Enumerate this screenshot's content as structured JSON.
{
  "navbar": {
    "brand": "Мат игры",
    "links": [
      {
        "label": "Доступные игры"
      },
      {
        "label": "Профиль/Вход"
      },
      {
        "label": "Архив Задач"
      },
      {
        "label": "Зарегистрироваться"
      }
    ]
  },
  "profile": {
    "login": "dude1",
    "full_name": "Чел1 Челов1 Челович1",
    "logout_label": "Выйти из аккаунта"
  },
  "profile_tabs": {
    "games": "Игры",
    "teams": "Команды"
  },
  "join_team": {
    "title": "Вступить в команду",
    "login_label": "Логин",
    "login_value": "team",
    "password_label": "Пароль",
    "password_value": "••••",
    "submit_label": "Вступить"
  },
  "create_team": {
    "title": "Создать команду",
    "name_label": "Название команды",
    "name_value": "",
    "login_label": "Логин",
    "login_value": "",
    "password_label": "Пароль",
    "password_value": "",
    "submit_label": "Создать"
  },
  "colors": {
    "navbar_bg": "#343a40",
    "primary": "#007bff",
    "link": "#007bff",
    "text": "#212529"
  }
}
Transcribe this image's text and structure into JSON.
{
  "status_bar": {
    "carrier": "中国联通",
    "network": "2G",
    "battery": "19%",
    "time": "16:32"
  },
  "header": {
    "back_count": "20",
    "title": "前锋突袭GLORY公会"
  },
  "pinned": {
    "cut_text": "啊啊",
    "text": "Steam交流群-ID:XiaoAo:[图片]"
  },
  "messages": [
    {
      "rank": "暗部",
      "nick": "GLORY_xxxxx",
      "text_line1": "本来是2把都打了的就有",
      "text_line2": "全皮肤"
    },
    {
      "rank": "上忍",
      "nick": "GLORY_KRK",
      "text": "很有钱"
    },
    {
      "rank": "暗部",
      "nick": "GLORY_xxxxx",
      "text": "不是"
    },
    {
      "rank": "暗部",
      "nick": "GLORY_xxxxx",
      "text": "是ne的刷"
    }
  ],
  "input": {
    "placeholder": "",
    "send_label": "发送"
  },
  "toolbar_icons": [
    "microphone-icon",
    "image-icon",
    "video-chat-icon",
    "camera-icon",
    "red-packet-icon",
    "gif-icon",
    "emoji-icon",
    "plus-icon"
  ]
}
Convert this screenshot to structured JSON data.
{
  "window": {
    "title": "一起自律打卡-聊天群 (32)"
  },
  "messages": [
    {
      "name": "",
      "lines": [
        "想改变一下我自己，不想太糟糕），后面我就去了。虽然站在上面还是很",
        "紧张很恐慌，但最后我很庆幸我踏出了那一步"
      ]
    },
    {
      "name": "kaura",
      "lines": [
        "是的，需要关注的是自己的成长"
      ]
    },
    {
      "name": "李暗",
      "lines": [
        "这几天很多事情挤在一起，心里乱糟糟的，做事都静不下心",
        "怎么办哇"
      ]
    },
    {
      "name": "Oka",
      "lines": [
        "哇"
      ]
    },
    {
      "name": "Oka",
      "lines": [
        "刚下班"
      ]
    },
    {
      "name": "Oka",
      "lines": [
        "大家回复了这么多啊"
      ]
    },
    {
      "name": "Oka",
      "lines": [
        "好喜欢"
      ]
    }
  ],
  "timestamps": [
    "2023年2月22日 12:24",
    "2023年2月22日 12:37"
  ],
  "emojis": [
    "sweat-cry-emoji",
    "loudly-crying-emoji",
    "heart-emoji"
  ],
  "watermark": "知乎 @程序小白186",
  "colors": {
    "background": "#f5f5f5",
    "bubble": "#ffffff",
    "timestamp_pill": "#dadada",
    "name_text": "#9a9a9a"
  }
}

> _GIVEN INSTRUCTION_
Only the lines from the one containing "Convert this screenshot" to the end of the data should be printed, exactly as they stand.

> _FINAL RESULT_
Convert this screenshot to structured JSON data.
{
  "window": {
    "title": "一起自律打卡-聊天群 (32)"
  },
  "messages": [
    {
      "name": "",
      "lines": [
        "想改变一下我自己，不想太糟糕），后面我就去了。虽然站在上面还是很",
        "紧张很恐慌，但最后我很庆幸我踏出了那一步"
      ]
    },
    {
      "name": "kaura",
      "lines": [
        "是的，需要关注的是自己的成长"
      ]
    },
    {
      "name": "李暗",
      "lines": [
        "这几天很多事情挤在一起，心里乱糟糟的，做事都静不下心",
        "怎么办哇"
      ]
    },
    {
      "name": "Oka",
      "lines": [
        "哇"
      ]
    },
    {
      "name": "Oka",
      "lines": [
        "刚下班"
      ]
    },
    {
      "name": "Oka",
      "lines": [
        "大家回复了这么多啊"
      ]
    },
    {
      "name": "Oka",
      "lines": [
        "好喜欢"
      ]
    }
  ],
  "timestamps": [
    "2023年2月22日 12:24",
    "2023年2月22日 12:37"
  ],
  "emojis": [
    "sweat-cry-emoji",
    "loudly-crying-emoji",
    "heart-emoji"
  ],
  "watermark": "知乎 @程序小白186",
  "colors": {
    "background": "#f5f5f5",
    "bubble": "#ffffff",
    "timestamp_pill": "#dadada",
    "name_text": "#9a9a9a"
  }
}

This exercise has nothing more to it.